*Problem*:
Restate the listing that follows word for word, without its pictures.

──────── Records provided

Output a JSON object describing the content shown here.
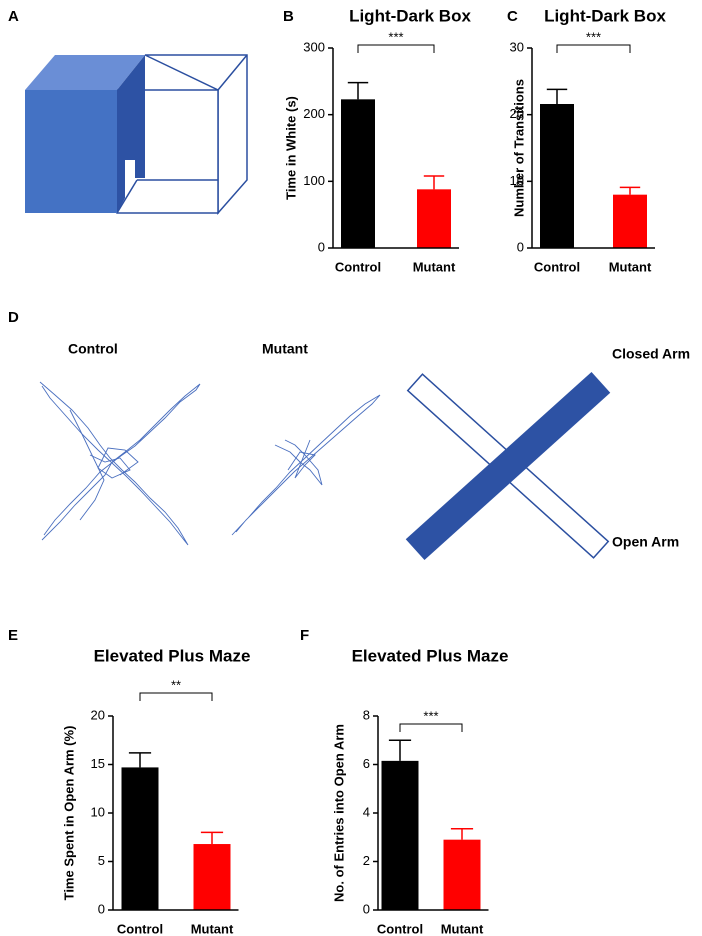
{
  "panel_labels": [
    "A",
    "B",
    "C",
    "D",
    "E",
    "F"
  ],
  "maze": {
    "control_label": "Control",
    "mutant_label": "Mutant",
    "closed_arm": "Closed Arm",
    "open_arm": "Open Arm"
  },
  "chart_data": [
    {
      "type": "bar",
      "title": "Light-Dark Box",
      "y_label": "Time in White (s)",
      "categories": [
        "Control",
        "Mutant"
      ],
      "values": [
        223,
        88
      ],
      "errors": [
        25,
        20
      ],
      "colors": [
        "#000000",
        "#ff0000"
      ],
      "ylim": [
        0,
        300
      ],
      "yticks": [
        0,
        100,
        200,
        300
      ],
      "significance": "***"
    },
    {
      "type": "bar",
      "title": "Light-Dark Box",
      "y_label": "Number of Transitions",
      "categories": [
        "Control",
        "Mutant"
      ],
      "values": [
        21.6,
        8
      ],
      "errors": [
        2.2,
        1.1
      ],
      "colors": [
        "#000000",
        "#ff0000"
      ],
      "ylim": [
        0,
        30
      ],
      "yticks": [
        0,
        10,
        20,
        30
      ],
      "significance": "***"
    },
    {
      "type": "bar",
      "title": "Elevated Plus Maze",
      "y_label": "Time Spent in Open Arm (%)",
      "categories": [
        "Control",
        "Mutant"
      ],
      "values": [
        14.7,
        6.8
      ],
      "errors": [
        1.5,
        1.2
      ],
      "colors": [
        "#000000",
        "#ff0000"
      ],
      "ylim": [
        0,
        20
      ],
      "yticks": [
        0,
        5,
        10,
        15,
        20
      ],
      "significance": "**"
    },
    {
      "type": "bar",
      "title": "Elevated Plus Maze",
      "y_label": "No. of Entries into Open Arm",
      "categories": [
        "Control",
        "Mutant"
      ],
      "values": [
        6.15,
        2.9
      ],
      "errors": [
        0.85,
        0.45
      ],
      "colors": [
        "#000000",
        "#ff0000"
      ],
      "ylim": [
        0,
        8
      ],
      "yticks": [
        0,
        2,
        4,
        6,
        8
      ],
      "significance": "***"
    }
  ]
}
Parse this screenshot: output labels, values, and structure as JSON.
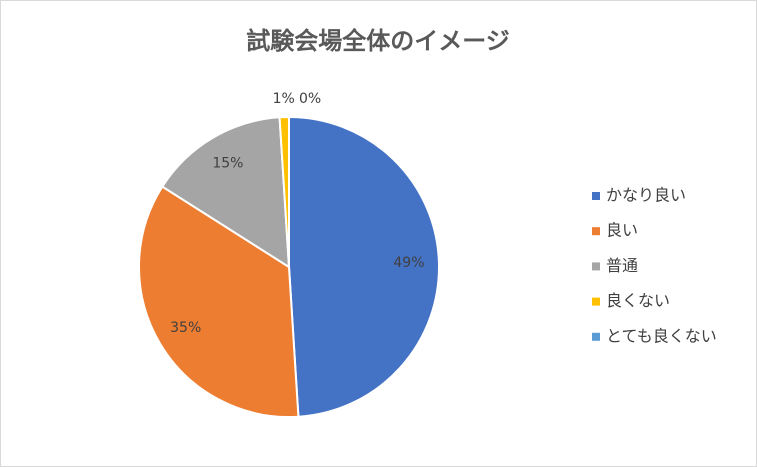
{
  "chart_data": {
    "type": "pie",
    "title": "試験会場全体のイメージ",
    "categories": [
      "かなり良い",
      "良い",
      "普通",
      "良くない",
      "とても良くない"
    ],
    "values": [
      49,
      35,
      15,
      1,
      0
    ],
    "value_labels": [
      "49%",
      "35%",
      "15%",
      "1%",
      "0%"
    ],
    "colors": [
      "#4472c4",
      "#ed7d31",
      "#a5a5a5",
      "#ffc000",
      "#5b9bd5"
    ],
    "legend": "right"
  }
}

────────────────

*Written reply*:
Output a JSON object describing the content shown here.
{
  "panel_labels": [
    "A",
    "B",
    "C",
    "D",
    "E",
    "F"
  ],
  "maze": {
    "control_label": "Control",
    "mutant_label": "Mutant",
    "closed_arm": "Closed Arm",
    "open_arm": "Open Arm"
  },
  "chart_data": [
    {
      "type": "bar",
      "title": "Light-Dark Box",
      "y_label": "Time in White (s)",
      "categories": [
        "Control",
        "Mutant"
      ],
      "values": [
        223,
        88
      ],
      "errors": [
        25,
        20
      ],
      "colors": [
        "#000000",
        "#ff0000"
      ],
      "ylim": [
        0,
        300
      ],
      "yticks": [
        0,
        100,
        200,
        300
      ],
      "significance": "***"
    },
    {
      "type": "bar",
      "title": "Light-Dark Box",
      "y_label": "Number of Transitions",
      "categories": [
        "Control",
        "Mutant"
      ],
      "values": [
        21.6,
        8
      ],
      "errors": [
        2.2,
        1.1
      ],
      "colors": [
        "#000000",
        "#ff0000"
      ],
      "ylim": [
        0,
        30
      ],
      "yticks": [
        0,
        10,
        20,
        30
      ],
      "significance": "***"
    },
    {
      "type": "bar",
      "title": "Elevated Plus Maze",
      "y_label": "Time Spent in Open Arm (%)",
      "categories": [
        "Control",
        "Mutant"
      ],
      "values": [
        14.7,
        6.8
      ],
      "errors": [
        1.5,
        1.2
      ],
      "colors": [
        "#000000",
        "#ff0000"
      ],
      "ylim": [
        0,
        20
      ],
      "yticks": [
        0,
        5,
        10,
        15,
        20
      ],
      "significance": "**"
    },
    {
      "type": "bar",
      "title": "Elevated Plus Maze",
      "y_label": "No. of Entries into Open Arm",
      "categories": [
        "Control",
        "Mutant"
      ],
      "values": [
        6.15,
        2.9
      ],
      "errors": [
        0.85,
        0.45
      ],
      "colors": [
        "#000000",
        "#ff0000"
      ],
      "ylim": [
        0,
        8
      ],
      "yticks": [
        0,
        2,
        4,
        6,
        8
      ],
      "significance": "***"
    }
  ]
}
Parse this screenshot: output labels, values, and structure as JSON.
{
  "chart_data": {
    "type": "pie",
    "title": "試験会場全体のイメージ",
    "categories": [
      "かなり良い",
      "良い",
      "普通",
      "良くない",
      "とても良くない"
    ],
    "values": [
      49,
      35,
      15,
      1,
      0
    ],
    "value_labels": [
      "49%",
      "35%",
      "15%",
      "1%",
      "0%"
    ],
    "colors": [
      "#4472c4",
      "#ed7d31",
      "#a5a5a5",
      "#ffc000",
      "#5b9bd5"
    ],
    "legend": "right"
  }
}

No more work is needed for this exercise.